_The request_: Transcribe the records that follow. Keep every word exactly, and drop the pictures.

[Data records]
──────────

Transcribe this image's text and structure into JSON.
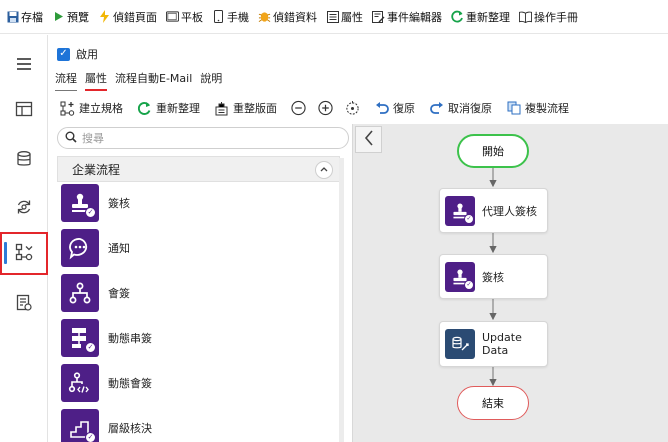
{
  "toolbar": {
    "items": [
      {
        "label": "存檔",
        "icon": "save-icon"
      },
      {
        "label": "預覽",
        "icon": "play-icon"
      },
      {
        "label": "偵錯頁面",
        "icon": "lightning-icon"
      },
      {
        "label": "平板",
        "icon": "tablet-icon"
      },
      {
        "label": "手機",
        "icon": "phone-icon"
      },
      {
        "label": "偵錯資料",
        "icon": "bug-icon"
      },
      {
        "label": "屬性",
        "icon": "properties-icon"
      },
      {
        "label": "事件編輯器",
        "icon": "event-editor-icon"
      },
      {
        "label": "重新整理",
        "icon": "refresh-icon"
      },
      {
        "label": "操作手冊",
        "icon": "manual-icon"
      }
    ]
  },
  "rail": [
    "menu-icon",
    "layout-icon",
    "database-icon",
    "sync-icon",
    "flow-icon",
    "report-icon"
  ],
  "enable": {
    "label": "啟用",
    "checked": true
  },
  "tabs": [
    "流程",
    "屬性",
    "流程自動E-Mail",
    "說明"
  ],
  "flow_toolbar": {
    "create_spec": "建立規格",
    "refresh": "重新整理",
    "reorganize": "重整版面",
    "undo": "復原",
    "redo": "取消復原",
    "copy_flow": "複製流程"
  },
  "palette": {
    "search_placeholder": "搜尋",
    "group_title": "企業流程",
    "items": [
      "簽核",
      "通知",
      "會簽",
      "動態串簽",
      "動態會簽",
      "層級核決"
    ]
  },
  "flow": {
    "start": "開始",
    "nodes": [
      "代理人簽核",
      "簽核",
      "Update Data"
    ],
    "end": "結束"
  },
  "colors": {
    "accent_purple": "#4e1f87",
    "start_border": "#3cc24b",
    "end_border": "#e05b5b",
    "db_icon": "#2b4b73",
    "highlight_red": "#e3262b"
  }
}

──────────

_Task answer_:
Transcribe this image's text and structure into JSON.
{
  "toolbar": {
    "items": [
      {
        "label": "存檔",
        "icon": "save-icon"
      },
      {
        "label": "預覽",
        "icon": "play-icon"
      },
      {
        "label": "偵錯頁面",
        "icon": "lightning-icon"
      },
      {
        "label": "平板",
        "icon": "tablet-icon"
      },
      {
        "label": "手機",
        "icon": "phone-icon"
      },
      {
        "label": "偵錯資料",
        "icon": "bug-icon"
      },
      {
        "label": "屬性",
        "icon": "properties-icon"
      },
      {
        "label": "事件編輯器",
        "icon": "event-editor-icon"
      },
      {
        "label": "重新整理",
        "icon": "refresh-icon"
      },
      {
        "label": "操作手冊",
        "icon": "manual-icon"
      }
    ]
  },
  "rail": [
    "menu-icon",
    "layout-icon",
    "database-icon",
    "sync-icon",
    "flow-icon",
    "report-icon"
  ],
  "enable": {
    "label": "啟用",
    "checked": true
  },
  "tabs": [
    "流程",
    "屬性",
    "流程自動E-Mail",
    "說明"
  ],
  "flow_toolbar": {
    "create_spec": "建立規格",
    "refresh": "重新整理",
    "reorganize": "重整版面",
    "undo": "復原",
    "redo": "取消復原",
    "copy_flow": "複製流程"
  },
  "palette": {
    "search_placeholder": "搜尋",
    "group_title": "企業流程",
    "items": [
      "簽核",
      "通知",
      "會簽",
      "動態串簽",
      "動態會簽",
      "層級核決"
    ]
  },
  "flow": {
    "start": "開始",
    "nodes": [
      "代理人簽核",
      "簽核",
      "Update Data"
    ],
    "end": "結束"
  },
  "colors": {
    "accent_purple": "#4e1f87",
    "start_border": "#3cc24b",
    "end_border": "#e05b5b",
    "db_icon": "#2b4b73",
    "highlight_red": "#e3262b"
  }
}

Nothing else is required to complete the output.